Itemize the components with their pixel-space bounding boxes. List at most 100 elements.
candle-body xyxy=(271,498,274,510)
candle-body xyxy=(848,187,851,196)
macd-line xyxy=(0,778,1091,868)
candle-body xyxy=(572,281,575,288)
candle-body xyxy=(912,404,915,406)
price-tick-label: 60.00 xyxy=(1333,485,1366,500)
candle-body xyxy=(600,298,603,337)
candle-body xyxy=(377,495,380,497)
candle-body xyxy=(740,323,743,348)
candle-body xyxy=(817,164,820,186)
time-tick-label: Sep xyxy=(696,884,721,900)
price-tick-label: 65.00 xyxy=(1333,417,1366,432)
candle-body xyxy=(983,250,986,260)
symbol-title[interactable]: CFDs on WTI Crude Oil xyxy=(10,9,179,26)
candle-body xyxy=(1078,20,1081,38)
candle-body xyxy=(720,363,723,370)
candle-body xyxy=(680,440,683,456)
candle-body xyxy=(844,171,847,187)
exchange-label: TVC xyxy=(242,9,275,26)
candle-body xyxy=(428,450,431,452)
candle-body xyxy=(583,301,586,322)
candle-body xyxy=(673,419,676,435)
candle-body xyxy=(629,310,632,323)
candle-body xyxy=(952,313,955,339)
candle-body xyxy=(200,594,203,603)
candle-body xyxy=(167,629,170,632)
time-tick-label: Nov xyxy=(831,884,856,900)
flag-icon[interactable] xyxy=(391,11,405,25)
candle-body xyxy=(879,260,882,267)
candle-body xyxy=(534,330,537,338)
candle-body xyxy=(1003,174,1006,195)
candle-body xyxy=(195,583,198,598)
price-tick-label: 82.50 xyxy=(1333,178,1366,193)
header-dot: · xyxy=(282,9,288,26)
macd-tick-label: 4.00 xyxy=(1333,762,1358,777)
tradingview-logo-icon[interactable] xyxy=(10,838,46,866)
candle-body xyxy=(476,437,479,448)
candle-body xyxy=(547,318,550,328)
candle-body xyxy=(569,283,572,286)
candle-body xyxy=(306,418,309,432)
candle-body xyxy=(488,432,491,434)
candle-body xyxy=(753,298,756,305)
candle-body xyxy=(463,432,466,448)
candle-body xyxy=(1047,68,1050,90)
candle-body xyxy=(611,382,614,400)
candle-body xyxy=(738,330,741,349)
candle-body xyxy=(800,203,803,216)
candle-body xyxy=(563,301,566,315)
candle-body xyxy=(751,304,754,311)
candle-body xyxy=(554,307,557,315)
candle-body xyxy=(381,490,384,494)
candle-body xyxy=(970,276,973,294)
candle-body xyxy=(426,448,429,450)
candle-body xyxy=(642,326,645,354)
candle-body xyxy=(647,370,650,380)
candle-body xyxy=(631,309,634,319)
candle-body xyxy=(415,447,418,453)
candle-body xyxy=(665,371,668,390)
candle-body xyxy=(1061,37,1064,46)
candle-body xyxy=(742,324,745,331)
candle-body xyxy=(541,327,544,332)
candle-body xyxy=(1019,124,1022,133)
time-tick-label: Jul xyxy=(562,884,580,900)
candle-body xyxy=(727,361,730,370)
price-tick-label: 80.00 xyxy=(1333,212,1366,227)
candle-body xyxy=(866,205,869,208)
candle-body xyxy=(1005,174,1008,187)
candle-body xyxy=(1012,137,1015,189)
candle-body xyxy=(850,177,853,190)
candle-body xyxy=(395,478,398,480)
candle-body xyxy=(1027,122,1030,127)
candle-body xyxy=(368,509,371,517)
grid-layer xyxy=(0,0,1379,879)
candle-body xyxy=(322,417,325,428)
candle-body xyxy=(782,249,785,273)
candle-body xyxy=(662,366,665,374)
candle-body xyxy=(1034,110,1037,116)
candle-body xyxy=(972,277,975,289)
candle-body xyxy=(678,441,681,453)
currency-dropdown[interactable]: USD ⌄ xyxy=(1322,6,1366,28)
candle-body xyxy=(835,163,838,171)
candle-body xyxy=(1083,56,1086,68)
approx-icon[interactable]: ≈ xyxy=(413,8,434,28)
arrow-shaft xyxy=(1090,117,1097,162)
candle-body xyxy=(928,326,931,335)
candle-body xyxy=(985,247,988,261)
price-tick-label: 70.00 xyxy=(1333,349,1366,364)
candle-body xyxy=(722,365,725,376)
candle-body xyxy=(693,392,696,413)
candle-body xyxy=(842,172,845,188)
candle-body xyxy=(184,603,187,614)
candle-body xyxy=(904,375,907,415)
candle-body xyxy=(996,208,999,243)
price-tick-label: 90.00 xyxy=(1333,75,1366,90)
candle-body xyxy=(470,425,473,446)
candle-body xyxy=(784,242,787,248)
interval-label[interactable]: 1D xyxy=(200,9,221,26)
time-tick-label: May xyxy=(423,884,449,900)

■ ■ ■ ■ ■ ■ ■

- **WHAT TO PRODUCE**
Recast every line of the listing above as a Markdown table with two columns, Row and Entry, where Row holds the row number and Entry holds the line. Leave out blank lines.

- **SOLUTION**
| Row | Entry |
|---|---|
| 1 | Itemize the components with their pixel-space bounding boxes. List at most 100 elements. |
| 2 | candle-body xyxy=(271,498,274,510) |
| 3 | candle-body xyxy=(848,187,851,196) |
| 4 | macd-line xyxy=(0,778,1091,868) |
| 5 | candle-body xyxy=(572,281,575,288) |
| 6 | candle-body xyxy=(912,404,915,406) |
| 7 | price-tick-label: 60.00 xyxy=(1333,485,1366,500) |
| 8 | candle-body xyxy=(600,298,603,337) |
| 9 | candle-body xyxy=(377,495,380,497) |
| 10 | candle-body xyxy=(740,323,743,348) |
| 11 | candle-body xyxy=(817,164,820,186) |
| 12 | time-tick-label: Sep xyxy=(696,884,721,900) |
| 13 | price-tick-label: 65.00 xyxy=(1333,417,1366,432) |
| 14 | candle-body xyxy=(983,250,986,260) |
| 15 | symbol-title[interactable]: CFDs on WTI Crude Oil xyxy=(10,9,179,26) |
| 16 | candle-body xyxy=(1078,20,1081,38) |
| 17 | candle-body xyxy=(720,363,723,370) |
| 18 | candle-body xyxy=(680,440,683,456) |
| 19 | candle-body xyxy=(844,171,847,187) |
| 20 | exchange-label: TVC xyxy=(242,9,275,26) |
| 21 | candle-body xyxy=(428,450,431,452) |
| 22 | candle-body xyxy=(583,301,586,322) |
| 23 | candle-body xyxy=(673,419,676,435) |
| 24 | candle-body xyxy=(629,310,632,323) |
| 25 | candle-body xyxy=(952,313,955,339) |
| 26 | candle-body xyxy=(200,594,203,603) |
| 27 | candle-body xyxy=(167,629,170,632) |
| 28 | time-tick-label: Nov xyxy=(831,884,856,900) |
| 29 | flag-icon[interactable] xyxy=(391,11,405,25) |
| 30 | candle-body xyxy=(879,260,882,267) |
| 31 | candle-body xyxy=(534,330,537,338) |
| 32 | candle-body xyxy=(1003,174,1006,195) |
| 33 | candle-body xyxy=(195,583,198,598) |
| 34 | price-tick-label: 82.50 xyxy=(1333,178,1366,193) |
| 35 | header-dot: · xyxy=(282,9,288,26) |
| 36 | macd-tick-label: 4.00 xyxy=(1333,762,1358,777) |
| 37 | tradingview-logo-icon[interactable] xyxy=(10,838,46,866) |
| 38 | candle-body xyxy=(476,437,479,448) |
| 39 | candle-body xyxy=(547,318,550,328) |
| 40 | candle-body xyxy=(569,283,572,286) |
| 41 | candle-body xyxy=(306,418,309,432) |
| 42 | candle-body xyxy=(488,432,491,434) |
| 43 | candle-body xyxy=(753,298,756,305) |
| 44 | candle-body xyxy=(463,432,466,448) |
| 45 | candle-body xyxy=(1047,68,1050,90) |
| 46 | candle-body xyxy=(611,382,614,400) |
| 47 | candle-body xyxy=(738,330,741,349) |
| 48 | candle-body xyxy=(800,203,803,216) |
| 49 | candle-body xyxy=(563,301,566,315) |
| 50 | candle-body xyxy=(751,304,754,311) |
| 51 | candle-body xyxy=(554,307,557,315) |
| 52 | candle-body xyxy=(381,490,384,494) |
| 53 | candle-body xyxy=(970,276,973,294) |
| 54 | candle-body xyxy=(426,448,429,450) |
| 55 | candle-body xyxy=(642,326,645,354) |
| 56 | candle-body xyxy=(647,370,650,380) |
| 57 | candle-body xyxy=(631,309,634,319) |
| 58 | candle-body xyxy=(415,447,418,453) |
| 59 | candle-body xyxy=(665,371,668,390) |
| 60 | candle-body xyxy=(1061,37,1064,46) |
| 61 | candle-body xyxy=(742,324,745,331) |
| 62 | candle-body xyxy=(541,327,544,332) |
| 63 | candle-body xyxy=(1019,124,1022,133) |
| 64 | time-tick-label: Jul xyxy=(562,884,580,900) |
| 65 | candle-body xyxy=(727,361,730,370) |
| 66 | price-tick-label: 80.00 xyxy=(1333,212,1366,227) |
| 67 | candle-body xyxy=(866,205,869,208) |
| 68 | candle-body xyxy=(1005,174,1008,187) |
| 69 | candle-body xyxy=(1012,137,1015,189) |
| 70 | candle-body xyxy=(850,177,853,190) |
| 71 | candle-body xyxy=(395,478,398,480) |
| 72 | candle-body xyxy=(1027,122,1030,127) |
| 73 | candle-body xyxy=(368,509,371,517) |
| 74 | grid-layer xyxy=(0,0,1379,879) |
| 75 | candle-body xyxy=(322,417,325,428) |
| 76 | candle-body xyxy=(782,249,785,273) |
| 77 | candle-body xyxy=(662,366,665,374) |
| 78 | candle-body xyxy=(1034,110,1037,116) |
| 79 | candle-body xyxy=(972,277,975,289) |
| 80 | candle-body xyxy=(678,441,681,453) |
| 81 | currency-dropdown[interactable]: USD ⌄ xyxy=(1322,6,1366,28) |
| 82 | candle-body xyxy=(835,163,838,171) |
| 83 | candle-body xyxy=(1083,56,1086,68) |
| 84 | approx-icon[interactable]: ≈ xyxy=(413,8,434,28) |
| 85 | arrow-shaft xyxy=(1090,117,1097,162) |
| 86 | candle-body xyxy=(928,326,931,335) |
| 87 | candle-body xyxy=(985,247,988,261) |
| 88 | price-tick-label: 70.00 xyxy=(1333,349,1366,364) |
| 89 | candle-body xyxy=(722,365,725,376) |
| 90 | candle-body xyxy=(693,392,696,413) |
| 91 | candle-body xyxy=(842,172,845,188) |
| 92 | candle-body xyxy=(184,603,187,614) |
| 93 | candle-body xyxy=(904,375,907,415) |
| 94 | candle-body xyxy=(996,208,999,243) |
| 95 | price-tick-label: 90.00 xyxy=(1333,75,1366,90) |
| 96 | candle-body xyxy=(470,425,473,446) |
| 97 | candle-body xyxy=(784,242,787,248) |
| 98 | interval-label[interactable]: 1D xyxy=(200,9,221,26) |
| 99 | time-tick-label: May xyxy=(423,884,449,900) |